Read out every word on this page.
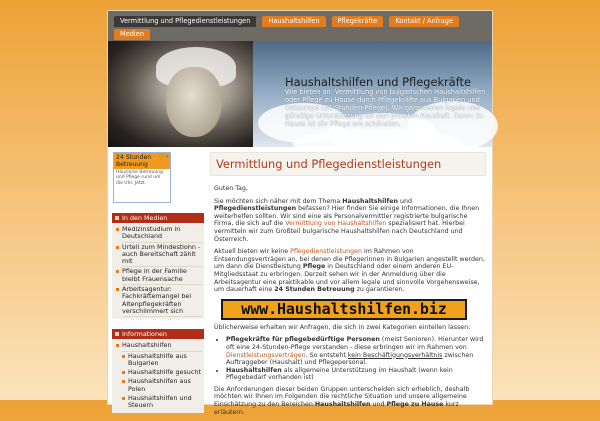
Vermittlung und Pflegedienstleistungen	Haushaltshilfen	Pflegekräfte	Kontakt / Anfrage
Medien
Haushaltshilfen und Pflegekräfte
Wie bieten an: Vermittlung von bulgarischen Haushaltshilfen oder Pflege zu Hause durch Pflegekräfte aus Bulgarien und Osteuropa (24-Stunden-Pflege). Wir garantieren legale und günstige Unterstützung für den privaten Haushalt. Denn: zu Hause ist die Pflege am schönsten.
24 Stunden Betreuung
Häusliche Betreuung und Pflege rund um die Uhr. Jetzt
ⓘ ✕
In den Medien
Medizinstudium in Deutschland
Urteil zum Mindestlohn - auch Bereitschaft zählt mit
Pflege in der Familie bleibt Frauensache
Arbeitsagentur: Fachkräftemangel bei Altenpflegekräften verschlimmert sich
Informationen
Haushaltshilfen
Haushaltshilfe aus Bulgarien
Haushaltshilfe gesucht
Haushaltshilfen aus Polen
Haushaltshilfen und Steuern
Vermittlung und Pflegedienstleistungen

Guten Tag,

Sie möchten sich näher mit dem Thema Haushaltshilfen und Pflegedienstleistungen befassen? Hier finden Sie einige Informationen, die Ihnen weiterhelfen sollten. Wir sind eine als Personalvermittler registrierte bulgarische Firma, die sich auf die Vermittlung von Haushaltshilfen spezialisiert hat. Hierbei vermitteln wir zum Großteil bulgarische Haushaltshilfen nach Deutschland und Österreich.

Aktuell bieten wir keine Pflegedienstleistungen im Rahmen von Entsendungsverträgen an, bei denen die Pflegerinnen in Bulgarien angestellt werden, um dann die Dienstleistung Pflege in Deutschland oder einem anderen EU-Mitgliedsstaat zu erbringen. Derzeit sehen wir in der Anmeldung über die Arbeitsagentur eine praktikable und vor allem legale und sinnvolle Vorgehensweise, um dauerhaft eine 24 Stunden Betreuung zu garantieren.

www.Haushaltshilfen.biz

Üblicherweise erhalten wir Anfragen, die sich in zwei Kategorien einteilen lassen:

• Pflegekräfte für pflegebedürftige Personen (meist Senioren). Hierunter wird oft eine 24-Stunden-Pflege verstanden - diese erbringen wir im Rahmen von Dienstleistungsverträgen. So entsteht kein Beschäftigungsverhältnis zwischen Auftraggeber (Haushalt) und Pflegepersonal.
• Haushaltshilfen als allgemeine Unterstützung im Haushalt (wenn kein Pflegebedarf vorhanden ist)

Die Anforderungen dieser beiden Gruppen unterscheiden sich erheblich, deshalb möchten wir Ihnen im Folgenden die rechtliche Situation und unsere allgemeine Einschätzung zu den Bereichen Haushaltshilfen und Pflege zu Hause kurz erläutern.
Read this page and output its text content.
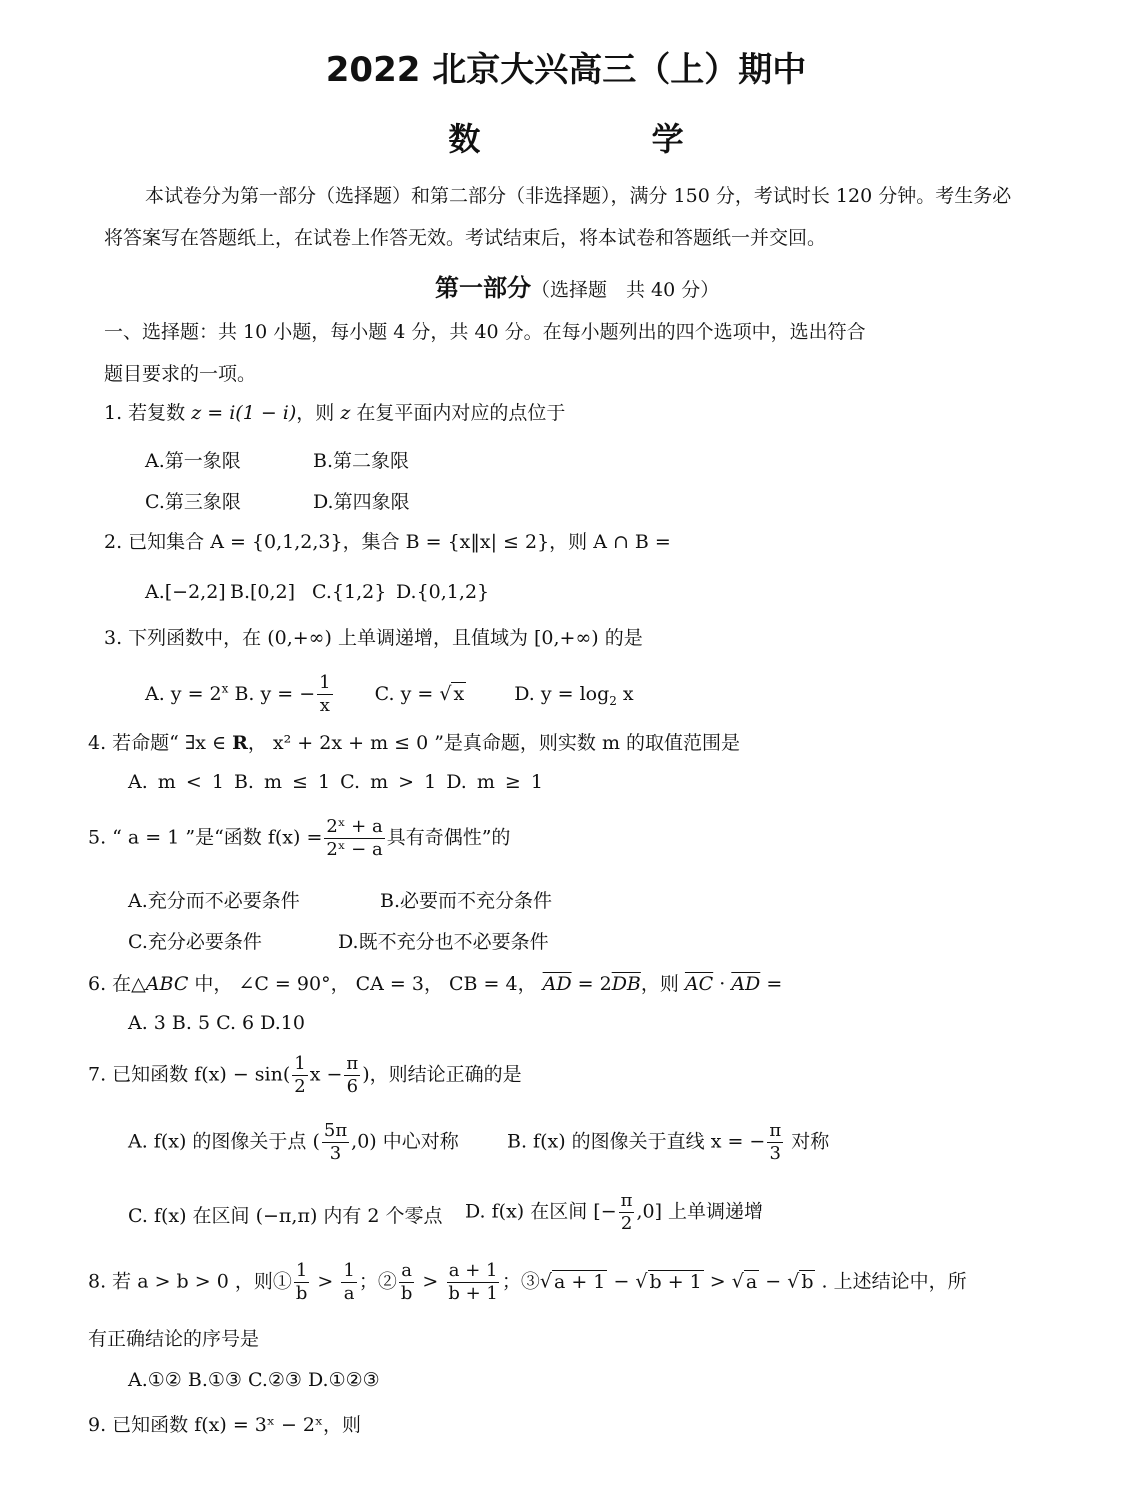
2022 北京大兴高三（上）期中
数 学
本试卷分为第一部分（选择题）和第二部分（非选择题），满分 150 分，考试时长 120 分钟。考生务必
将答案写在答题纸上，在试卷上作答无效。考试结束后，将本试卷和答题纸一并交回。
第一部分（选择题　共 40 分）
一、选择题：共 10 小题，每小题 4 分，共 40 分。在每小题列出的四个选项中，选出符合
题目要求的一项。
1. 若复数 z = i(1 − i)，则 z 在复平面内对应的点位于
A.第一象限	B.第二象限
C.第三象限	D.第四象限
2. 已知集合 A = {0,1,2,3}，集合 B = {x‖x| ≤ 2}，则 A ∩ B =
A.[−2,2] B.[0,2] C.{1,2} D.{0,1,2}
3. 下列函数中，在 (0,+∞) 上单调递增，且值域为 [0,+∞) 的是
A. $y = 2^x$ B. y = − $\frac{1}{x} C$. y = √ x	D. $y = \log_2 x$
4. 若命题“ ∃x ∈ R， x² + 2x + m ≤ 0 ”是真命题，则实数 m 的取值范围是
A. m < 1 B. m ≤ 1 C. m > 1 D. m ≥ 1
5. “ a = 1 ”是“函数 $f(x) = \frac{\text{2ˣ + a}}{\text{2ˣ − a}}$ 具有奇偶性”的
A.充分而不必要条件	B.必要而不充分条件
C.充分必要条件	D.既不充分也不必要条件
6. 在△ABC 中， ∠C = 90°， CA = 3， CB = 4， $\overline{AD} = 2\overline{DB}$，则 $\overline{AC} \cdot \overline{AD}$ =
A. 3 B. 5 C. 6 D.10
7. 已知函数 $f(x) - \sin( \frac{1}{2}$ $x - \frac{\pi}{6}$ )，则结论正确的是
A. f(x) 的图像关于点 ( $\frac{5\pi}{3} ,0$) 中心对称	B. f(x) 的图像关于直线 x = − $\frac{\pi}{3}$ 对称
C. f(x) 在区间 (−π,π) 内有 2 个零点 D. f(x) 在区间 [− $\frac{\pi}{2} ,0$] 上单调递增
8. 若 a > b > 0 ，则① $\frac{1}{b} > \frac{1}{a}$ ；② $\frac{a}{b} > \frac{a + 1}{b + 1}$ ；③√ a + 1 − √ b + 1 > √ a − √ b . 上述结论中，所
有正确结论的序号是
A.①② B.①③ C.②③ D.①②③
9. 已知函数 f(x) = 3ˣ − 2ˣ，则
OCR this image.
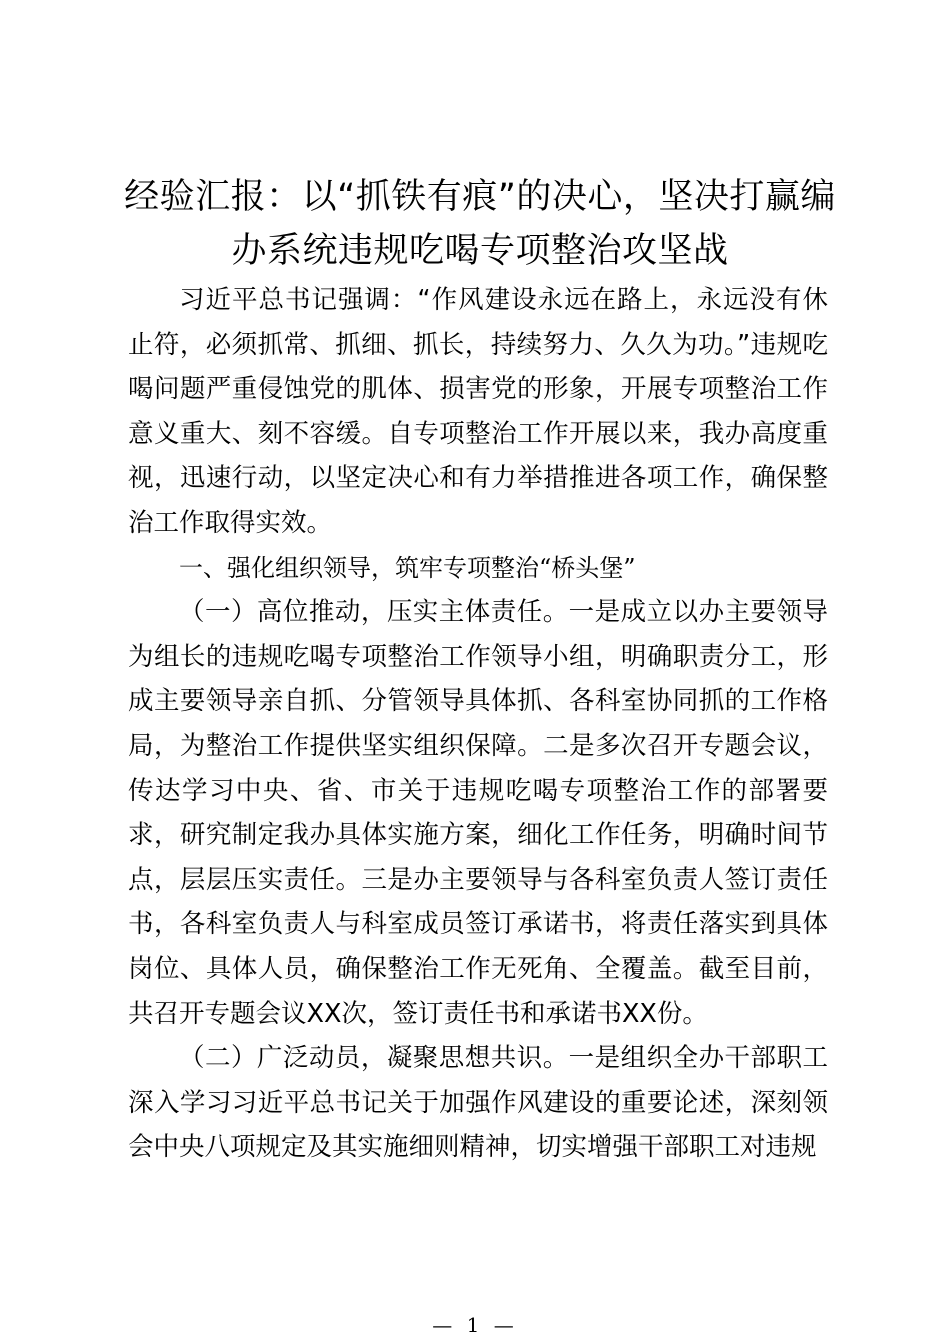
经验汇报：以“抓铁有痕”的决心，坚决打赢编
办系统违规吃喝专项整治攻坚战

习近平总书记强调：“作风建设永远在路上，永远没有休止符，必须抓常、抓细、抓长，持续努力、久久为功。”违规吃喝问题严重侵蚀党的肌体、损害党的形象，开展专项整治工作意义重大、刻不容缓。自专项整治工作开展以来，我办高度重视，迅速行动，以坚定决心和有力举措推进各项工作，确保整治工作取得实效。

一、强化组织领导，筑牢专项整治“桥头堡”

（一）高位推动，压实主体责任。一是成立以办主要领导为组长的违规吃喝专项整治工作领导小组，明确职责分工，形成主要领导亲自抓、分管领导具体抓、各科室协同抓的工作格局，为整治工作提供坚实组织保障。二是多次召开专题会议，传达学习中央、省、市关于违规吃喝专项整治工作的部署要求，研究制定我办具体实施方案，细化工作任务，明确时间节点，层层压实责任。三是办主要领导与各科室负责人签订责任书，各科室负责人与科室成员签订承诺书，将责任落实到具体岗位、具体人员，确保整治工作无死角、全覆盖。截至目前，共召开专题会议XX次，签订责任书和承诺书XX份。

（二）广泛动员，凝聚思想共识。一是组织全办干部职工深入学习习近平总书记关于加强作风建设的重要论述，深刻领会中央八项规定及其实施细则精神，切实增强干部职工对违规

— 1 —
-- -- --
■ PROBLEM TO WORK ON:
Return each full line of the entries that contains the word "Bulgarien".

■ EXERCISE ANSWER:
Wie bieten an: Vermittlung von bulgarischen Haushaltshilfen oder Pflege zu Hause durch Pflegekräfte aus Bulgarien und Osteuropa (24-Stunden-Pflege). Wir garantieren legale und günstige Unterstützung für den privaten Haushalt. Denn: zu Hause ist die Pflege am schönsten.
Haushaltshilfe aus Bulgarien
Aktuell bieten wir keine Pflegedienstleistungen im Rahmen von Entsendungsverträgen an, bei denen die Pflegerinnen in Bulgarien angestellt werden, um dann die Dienstleistung Pflege in Deutschland oder einem anderen EU-Mitgliedsstaat zu erbringen. Derzeit sehen wir in der Anmeldung über die Arbeitsagentur eine praktikable und vor allem legale und sinnvolle Vorgehensweise, um dauerhaft eine 24 Stunden Betreuung zu garantieren.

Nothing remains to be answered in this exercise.